- **EXERCISE PROMPT**
Print all of the data exactly.

=====

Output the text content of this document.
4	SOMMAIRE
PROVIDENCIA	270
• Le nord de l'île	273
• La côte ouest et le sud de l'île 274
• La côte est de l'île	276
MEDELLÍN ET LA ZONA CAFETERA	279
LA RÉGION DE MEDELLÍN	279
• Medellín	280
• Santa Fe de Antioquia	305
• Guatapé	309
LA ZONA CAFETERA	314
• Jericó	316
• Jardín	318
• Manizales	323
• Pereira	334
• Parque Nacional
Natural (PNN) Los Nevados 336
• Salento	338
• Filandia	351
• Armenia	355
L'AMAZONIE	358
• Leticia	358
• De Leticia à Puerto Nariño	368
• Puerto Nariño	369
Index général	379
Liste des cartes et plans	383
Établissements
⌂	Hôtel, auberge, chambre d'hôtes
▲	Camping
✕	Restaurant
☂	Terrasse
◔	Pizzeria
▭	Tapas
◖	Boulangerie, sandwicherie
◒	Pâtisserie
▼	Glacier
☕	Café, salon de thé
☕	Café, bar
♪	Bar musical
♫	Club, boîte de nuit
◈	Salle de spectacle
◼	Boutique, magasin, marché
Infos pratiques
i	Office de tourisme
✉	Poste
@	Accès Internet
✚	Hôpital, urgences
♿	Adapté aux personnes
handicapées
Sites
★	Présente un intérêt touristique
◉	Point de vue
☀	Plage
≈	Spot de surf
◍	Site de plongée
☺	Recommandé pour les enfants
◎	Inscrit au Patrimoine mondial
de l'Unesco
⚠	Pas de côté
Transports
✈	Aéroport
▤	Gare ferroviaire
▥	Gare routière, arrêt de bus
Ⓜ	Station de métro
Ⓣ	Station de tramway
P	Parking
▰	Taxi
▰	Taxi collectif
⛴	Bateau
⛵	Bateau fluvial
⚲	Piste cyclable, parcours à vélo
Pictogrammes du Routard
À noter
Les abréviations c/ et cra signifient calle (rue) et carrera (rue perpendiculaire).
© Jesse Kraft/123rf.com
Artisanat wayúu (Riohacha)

=====

- **EXERCISE SOLUTION**
Output the text content of this document.
4	SOMMAIRE
PROVIDENCIA	270
• Le nord de l'île	273
• La côte ouest et le sud de l'île 274
• La côte est de l'île	276
MEDELLÍN ET LA ZONA CAFETERA	279
LA RÉGION DE MEDELLÍN	279
• Medellín	280
• Santa Fe de Antioquia	305
• Guatapé	309
LA ZONA CAFETERA	314
• Jericó	316
• Jardín	318
• Manizales	323
• Pereira	334
• Parque Nacional
Natural (PNN) Los Nevados 336
• Salento	338
• Filandia	351
• Armenia	355
L'AMAZONIE	358
• Leticia	358
• De Leticia à Puerto Nariño	368
• Puerto Nariño	369
Index général	379
Liste des cartes et plans	383
Établissements
⌂	Hôtel, auberge, chambre d'hôtes
▲	Camping
✕	Restaurant
☂	Terrasse
◔	Pizzeria
▭	Tapas
◖	Boulangerie, sandwicherie
◒	Pâtisserie
▼	Glacier
☕	Café, salon de thé
☕	Café, bar
♪	Bar musical
♫	Club, boîte de nuit
◈	Salle de spectacle
◼	Boutique, magasin, marché
Infos pratiques
i	Office de tourisme
✉	Poste
@	Accès Internet
✚	Hôpital, urgences
♿	Adapté aux personnes
handicapées
Sites
★	Présente un intérêt touristique
◉	Point de vue
☀	Plage
≈	Spot de surf
◍	Site de plongée
☺	Recommandé pour les enfants
◎	Inscrit au Patrimoine mondial
de l'Unesco
⚠	Pas de côté
Transports
✈	Aéroport
▤	Gare ferroviaire
▥	Gare routière, arrêt de bus
Ⓜ	Station de métro
Ⓣ	Station de tramway
P	Parking
▰	Taxi
▰	Taxi collectif
⛴	Bateau
⛵	Bateau fluvial
⚲	Piste cyclable, parcours à vélo
Pictogrammes du Routard
À noter
Les abréviations c/ et cra signifient calle (rue) et carrera (rue perpendiculaire).
© Jesse Kraft/123rf.com
Artisanat wayúu (Riohacha)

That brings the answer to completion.